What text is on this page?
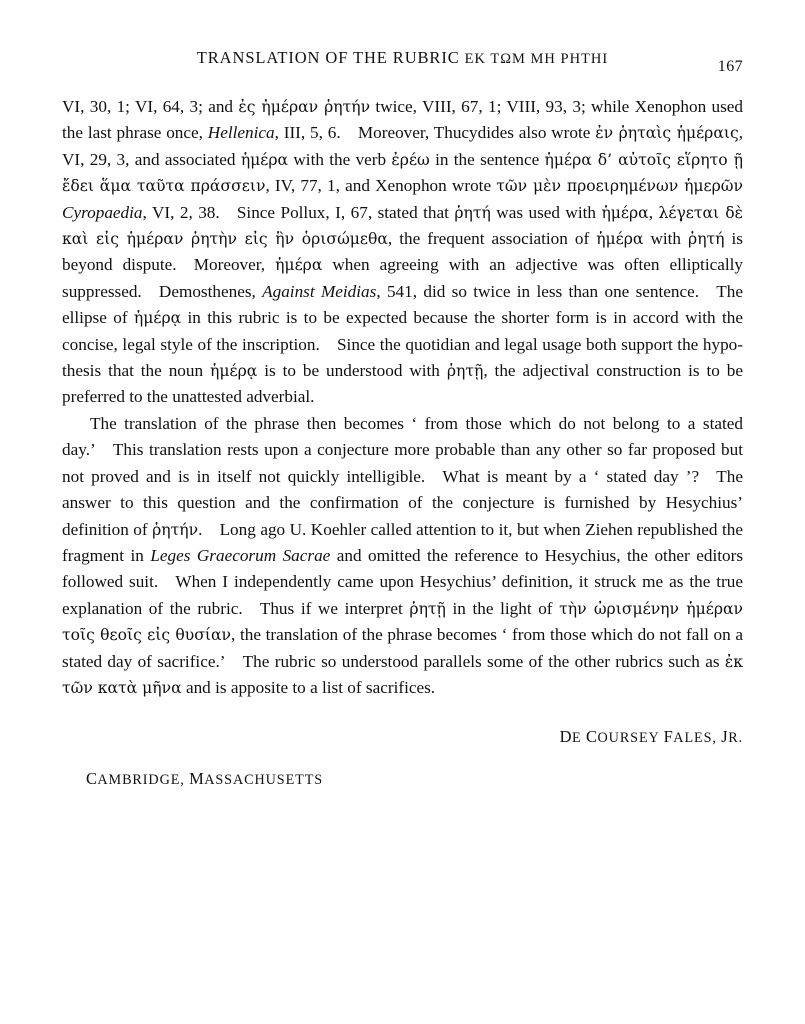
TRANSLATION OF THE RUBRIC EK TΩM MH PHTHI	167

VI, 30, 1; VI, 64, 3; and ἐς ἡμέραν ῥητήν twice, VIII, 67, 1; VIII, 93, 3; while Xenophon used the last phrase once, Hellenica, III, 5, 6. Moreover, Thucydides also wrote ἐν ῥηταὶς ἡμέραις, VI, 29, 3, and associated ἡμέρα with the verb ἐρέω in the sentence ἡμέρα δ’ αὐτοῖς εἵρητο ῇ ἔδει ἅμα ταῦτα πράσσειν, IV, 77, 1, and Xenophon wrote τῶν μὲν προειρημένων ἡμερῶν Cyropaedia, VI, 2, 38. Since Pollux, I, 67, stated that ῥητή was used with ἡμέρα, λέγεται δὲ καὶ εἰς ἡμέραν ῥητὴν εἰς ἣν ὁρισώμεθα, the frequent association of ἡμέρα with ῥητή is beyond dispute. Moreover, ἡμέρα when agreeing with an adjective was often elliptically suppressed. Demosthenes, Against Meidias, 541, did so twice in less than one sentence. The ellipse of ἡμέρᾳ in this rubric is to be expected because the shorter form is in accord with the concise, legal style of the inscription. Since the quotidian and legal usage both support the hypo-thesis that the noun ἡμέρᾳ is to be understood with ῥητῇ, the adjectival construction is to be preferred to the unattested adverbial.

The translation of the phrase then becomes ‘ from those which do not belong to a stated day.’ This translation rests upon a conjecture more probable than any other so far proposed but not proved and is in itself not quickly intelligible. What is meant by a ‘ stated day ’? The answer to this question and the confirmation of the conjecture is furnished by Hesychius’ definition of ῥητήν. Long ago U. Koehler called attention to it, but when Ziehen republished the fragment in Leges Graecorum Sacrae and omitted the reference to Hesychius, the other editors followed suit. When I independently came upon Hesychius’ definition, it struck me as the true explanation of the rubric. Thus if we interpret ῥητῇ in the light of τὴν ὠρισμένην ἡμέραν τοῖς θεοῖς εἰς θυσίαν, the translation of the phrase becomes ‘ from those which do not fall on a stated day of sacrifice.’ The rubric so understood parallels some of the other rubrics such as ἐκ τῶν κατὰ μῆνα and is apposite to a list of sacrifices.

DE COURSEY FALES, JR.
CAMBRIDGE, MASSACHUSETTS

================

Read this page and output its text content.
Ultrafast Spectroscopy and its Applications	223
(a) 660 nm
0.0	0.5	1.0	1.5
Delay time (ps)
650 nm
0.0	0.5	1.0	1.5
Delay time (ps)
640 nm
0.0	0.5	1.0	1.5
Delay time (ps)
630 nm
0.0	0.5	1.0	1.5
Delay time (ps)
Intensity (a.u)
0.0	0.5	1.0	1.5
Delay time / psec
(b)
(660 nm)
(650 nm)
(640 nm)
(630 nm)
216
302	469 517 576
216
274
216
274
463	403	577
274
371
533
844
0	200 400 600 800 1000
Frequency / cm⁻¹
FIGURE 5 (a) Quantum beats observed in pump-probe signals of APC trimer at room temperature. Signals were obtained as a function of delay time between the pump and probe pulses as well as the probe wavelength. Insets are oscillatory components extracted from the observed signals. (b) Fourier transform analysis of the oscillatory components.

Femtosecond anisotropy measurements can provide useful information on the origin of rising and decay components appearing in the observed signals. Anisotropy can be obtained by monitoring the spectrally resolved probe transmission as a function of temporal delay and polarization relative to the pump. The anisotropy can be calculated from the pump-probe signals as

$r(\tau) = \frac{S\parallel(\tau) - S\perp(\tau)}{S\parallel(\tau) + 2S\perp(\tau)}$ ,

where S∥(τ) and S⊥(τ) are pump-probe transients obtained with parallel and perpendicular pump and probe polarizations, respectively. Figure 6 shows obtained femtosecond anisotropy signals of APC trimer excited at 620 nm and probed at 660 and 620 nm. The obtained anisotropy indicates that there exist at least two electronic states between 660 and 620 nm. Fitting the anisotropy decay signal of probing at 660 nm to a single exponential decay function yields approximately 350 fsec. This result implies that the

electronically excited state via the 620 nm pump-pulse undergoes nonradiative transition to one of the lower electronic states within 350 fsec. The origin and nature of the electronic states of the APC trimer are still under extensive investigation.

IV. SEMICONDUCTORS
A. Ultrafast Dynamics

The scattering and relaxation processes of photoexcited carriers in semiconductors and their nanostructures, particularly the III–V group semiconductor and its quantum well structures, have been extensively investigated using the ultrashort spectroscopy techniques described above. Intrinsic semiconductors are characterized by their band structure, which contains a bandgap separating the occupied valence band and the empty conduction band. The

================

Exercise task »
From the listing, copy each line containing the word "text".

Written solution »
What text is on this page?
Read this page and output its text content.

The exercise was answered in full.